* Exercise prompt:
Lines that include the word "Real" are the ones to copy.

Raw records

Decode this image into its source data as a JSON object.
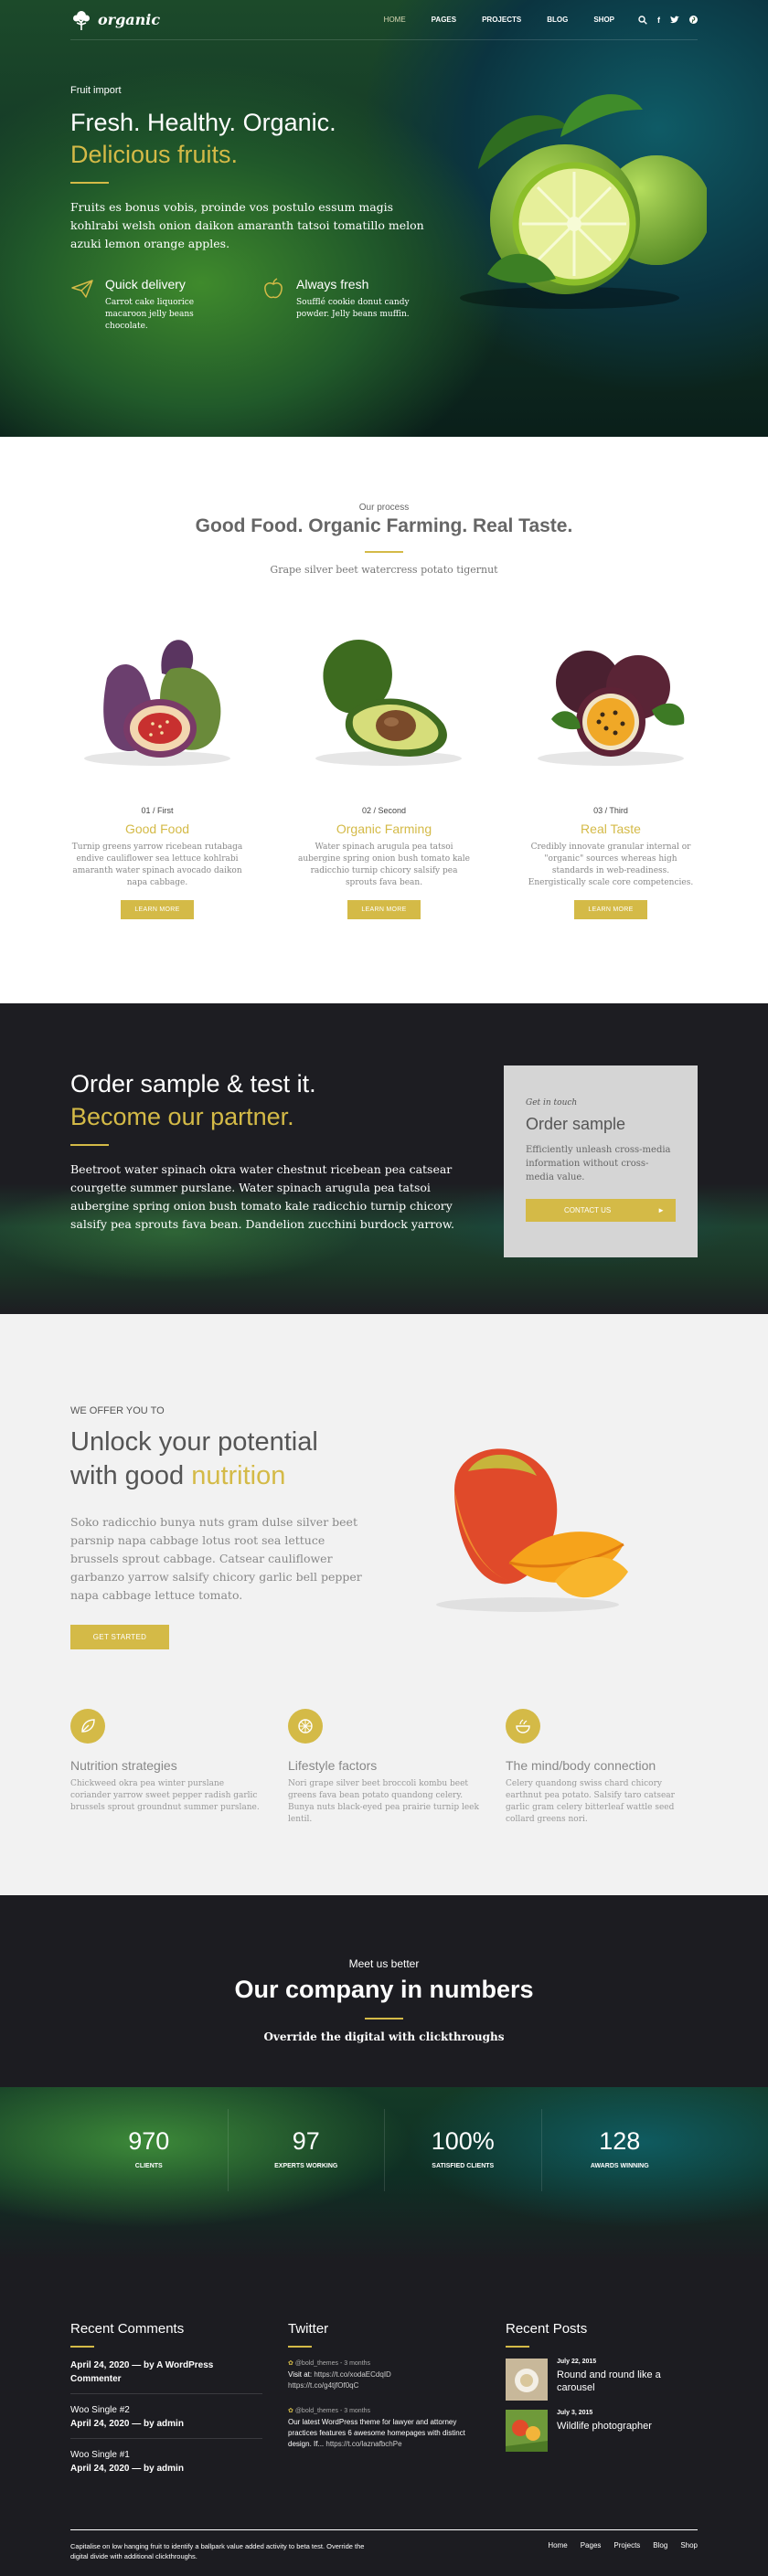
{
  "nav": {
    "logo": "organic",
    "items": [
      {
        "label": "HOME",
        "active": true
      },
      {
        "label": "PAGES"
      },
      {
        "label": "PROJECTS"
      },
      {
        "label": "BLOG"
      },
      {
        "label": "SHOP"
      }
    ],
    "icons": [
      "search-icon",
      "facebook-icon",
      "twitter-icon",
      "pinterest-icon"
    ]
  },
  "hero": {
    "kicker": "Fruit import",
    "title_line1": "Fresh. Healthy. Organic.",
    "title_line2": "Delicious fruits.",
    "paragraph": "Fruits es bonus vobis, proinde vos postulo essum magis kohlrabi welsh onion daikon amaranth tatsoi tomatillo melon azuki lemon orange apples.",
    "features": [
      {
        "title": "Quick delivery",
        "desc": "Carrot cake liquorice macaroon jelly beans chocolate.",
        "icon": "paper-plane-icon"
      },
      {
        "title": "Always fresh",
        "desc": "Soufflé cookie donut candy powder. Jelly beans muffin.",
        "icon": "apple-icon"
      }
    ]
  },
  "process": {
    "kicker": "Our process",
    "title": "Good Food. Organic Farming. Real Taste.",
    "subtitle": "Grape silver beet watercress potato tigernut",
    "steps": [
      {
        "num": "01 / First",
        "title": "Good Food",
        "desc": "Turnip greens yarrow ricebean rutabaga endive cauliflower sea lettuce kohlrabi amaranth water spinach avocado daikon napa cabbage.",
        "button": "LEARN MORE"
      },
      {
        "num": "02 / Second",
        "title": "Organic Farming",
        "desc": "Water spinach arugula pea tatsoi aubergine spring onion bush tomato kale radicchio turnip chicory salsify pea sprouts fava bean.",
        "button": "LEARN MORE"
      },
      {
        "num": "03 / Third",
        "title": "Real Taste",
        "desc": "Credibly innovate granular internal or \"organic\" sources whereas high standards in web-readiness. Energistically scale core competencies.",
        "button": "LEARN MORE"
      }
    ]
  },
  "partner": {
    "title_line1": "Order sample & test it.",
    "title_line2": "Become our partner.",
    "paragraph": "Beetroot water spinach okra water chestnut ricebean pea catsear courgette summer purslane. Water spinach arugula pea tatsoi aubergine spring onion bush tomato kale radicchio turnip chicory salsify pea sprouts fava bean. Dandelion zucchini burdock yarrow.",
    "box": {
      "kicker": "Get in touch",
      "title": "Order sample",
      "desc": "Efficiently unleash cross-media information without cross-media value.",
      "button": "CONTACT US"
    }
  },
  "potential": {
    "kicker": "WE OFFER YOU TO",
    "title_line1": "Unlock your potential",
    "title_line2_a": "with good ",
    "title_line2_b": "nutrition",
    "paragraph": "Soko radicchio bunya nuts gram dulse silver beet parsnip napa cabbage lotus root sea lettuce brussels sprout cabbage. Catsear cauliflower garbanzo yarrow salsify chicory garlic bell pepper napa cabbage lettuce tomato.",
    "button": "GET STARTED",
    "pillars": [
      {
        "title": "Nutrition strategies",
        "desc": "Chickweed okra pea winter purslane coriander yarrow sweet pepper radish garlic brussels sprout groundnut summer purslane.",
        "icon": "leaf-icon"
      },
      {
        "title": "Lifestyle factors",
        "desc": "Nori grape silver beet broccoli kombu beet greens fava bean potato quandong celery. Bunya nuts black-eyed pea prairie turnip leek lentil.",
        "icon": "lemon-icon"
      },
      {
        "title": "The mind/body connection",
        "desc": "Celery quandong swiss chard chicory earthnut pea potato. Salsify taro catsear garlic gram celery bitterleaf wattle seed collard greens nori.",
        "icon": "bowl-icon"
      }
    ]
  },
  "numbers": {
    "kicker": "Meet us better",
    "title": "Our company in numbers",
    "subtitle": "Override the digital with clickthroughs",
    "counters": [
      {
        "value": "970",
        "label": "CLIENTS"
      },
      {
        "value": "97",
        "label": "EXPERTS WORKING"
      },
      {
        "value": "100%",
        "label": "SATISFIED CLIENTS"
      },
      {
        "value": "128",
        "label": "AWARDS WINNING"
      }
    ]
  },
  "footer": {
    "comments_title": "Recent Comments",
    "comments": [
      {
        "lead": "April 24, 2020",
        "by": " — by A WordPress Commenter"
      },
      {
        "post": "Woo Single #2",
        "lead": "April 24, 2020",
        "by": " — by admin"
      },
      {
        "post": "Woo Single #1",
        "lead": "April 24, 2020",
        "by": " — by admin"
      }
    ],
    "twitter_title": "Twitter",
    "tweets": [
      {
        "meta": "@bold_themes - 3 months",
        "text": "Visit at:",
        "link": "https://t.co/xodaECdqID",
        "link2": "https://t.co/g4tjfOf0qC"
      },
      {
        "meta": "@bold_themes - 3 months",
        "text": "Our latest WordPress theme for lawyer and attorney practices features 6 awesome homepages with distinct design. If...",
        "link": "https://t.co/laznafbchPe"
      }
    ],
    "posts_title": "Recent Posts",
    "posts": [
      {
        "date": "July 22, 2015",
        "title": "Round and round like a carousel"
      },
      {
        "date": "July 3, 2015",
        "title": "Wildlife photographer"
      }
    ],
    "bottom_text": "Capitalise on low hanging fruit to identify a ballpark value added activity to beta test. Override the digital divide with additional clickthroughs.",
    "bottom_menu": [
      "Home",
      "Pages",
      "Projects",
      "Blog",
      "Shop"
    ]
  },
  "colors": {
    "accent": "#d4ba47",
    "dark": "#1c1c21",
    "light_bg": "#f2f2f2"
  }
}
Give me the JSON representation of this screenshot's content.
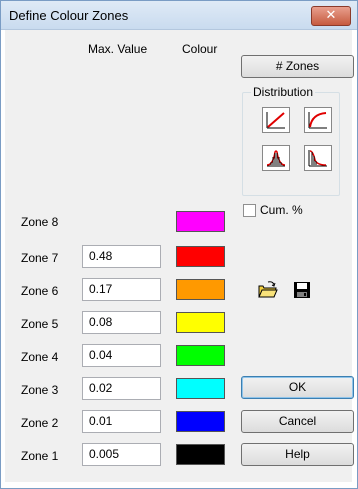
{
  "window": {
    "title": "Define Colour Zones",
    "close_glyph": "✕"
  },
  "headers": {
    "max_value": "Max. Value",
    "colour": "Colour"
  },
  "zones": [
    {
      "label": "Zone 8",
      "value": "",
      "color": "#ff00ff"
    },
    {
      "label": "Zone 7",
      "value": "0.48",
      "color": "#ff0000"
    },
    {
      "label": "Zone 6",
      "value": "0.17",
      "color": "#ff9900"
    },
    {
      "label": "Zone 5",
      "value": "0.08",
      "color": "#ffff00"
    },
    {
      "label": "Zone 4",
      "value": "0.04",
      "color": "#00ff00"
    },
    {
      "label": "Zone 3",
      "value": "0.02",
      "color": "#00ffff"
    },
    {
      "label": "Zone 2",
      "value": "0.01",
      "color": "#0000ff"
    },
    {
      "label": "Zone 1",
      "value": "0.005",
      "color": "#000000"
    }
  ],
  "buttons": {
    "zones": "# Zones",
    "ok": "OK",
    "cancel": "Cancel",
    "help": "Help"
  },
  "distribution": {
    "label": "Distribution",
    "icons": [
      "linear-distribution-icon",
      "curve-distribution-icon",
      "normal-distribution-icon",
      "cumulative-distribution-icon"
    ]
  },
  "cumulative": {
    "label": "Cum. %",
    "checked": false
  },
  "tools": {
    "open": "open-folder-icon",
    "save": "save-disk-icon"
  }
}
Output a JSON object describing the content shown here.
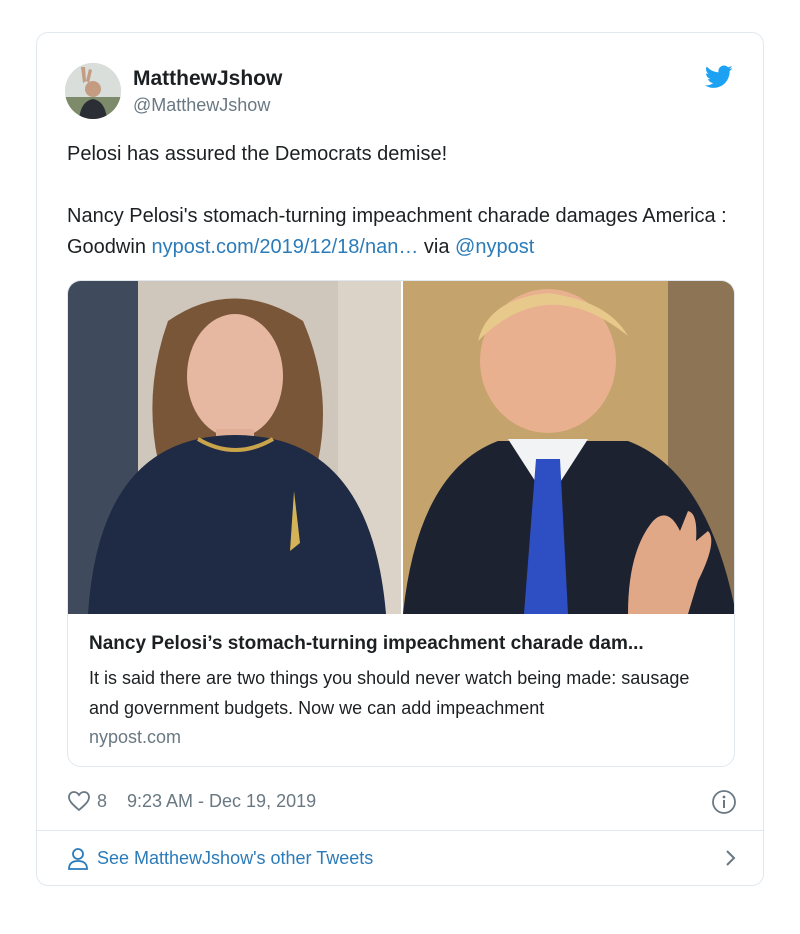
{
  "user": {
    "display_name": "MatthewJshow",
    "handle": "@MatthewJshow"
  },
  "tweet": {
    "line1": "Pelosi has assured the Democrats demise!",
    "line2_text": "Nancy Pelosi's stomach-turning impeachment charade damages America : Goodwin ",
    "line2_link": "nypost.com/2019/12/18/nan…",
    "via": " via ",
    "mention": "@nypost"
  },
  "card": {
    "title": "Nancy Pelosi’s stomach-turning impeachment charade dam...",
    "description": "It is said there are two things you should never watch being made: sausage and government budgets. Now we can add impeachment",
    "domain": "nypost.com"
  },
  "meta": {
    "likes": "8",
    "timestamp": "9:23 AM - Dec 19, 2019"
  },
  "footer": {
    "other_tweets": "See MatthewJshow's other Tweets"
  },
  "colors": {
    "link": "#2b7bb9",
    "twitter_blue": "#1da1f2",
    "muted": "#697882",
    "border": "#e1e8ed"
  },
  "icons": {
    "brand": "twitter-bird-icon",
    "like": "heart-icon",
    "info": "info-icon",
    "profile": "person-icon",
    "chevron": "chevron-right-icon"
  }
}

* Written response:
    "title": "Good Food. Organic Farming. Real Taste.",
        "title": "Real Taste",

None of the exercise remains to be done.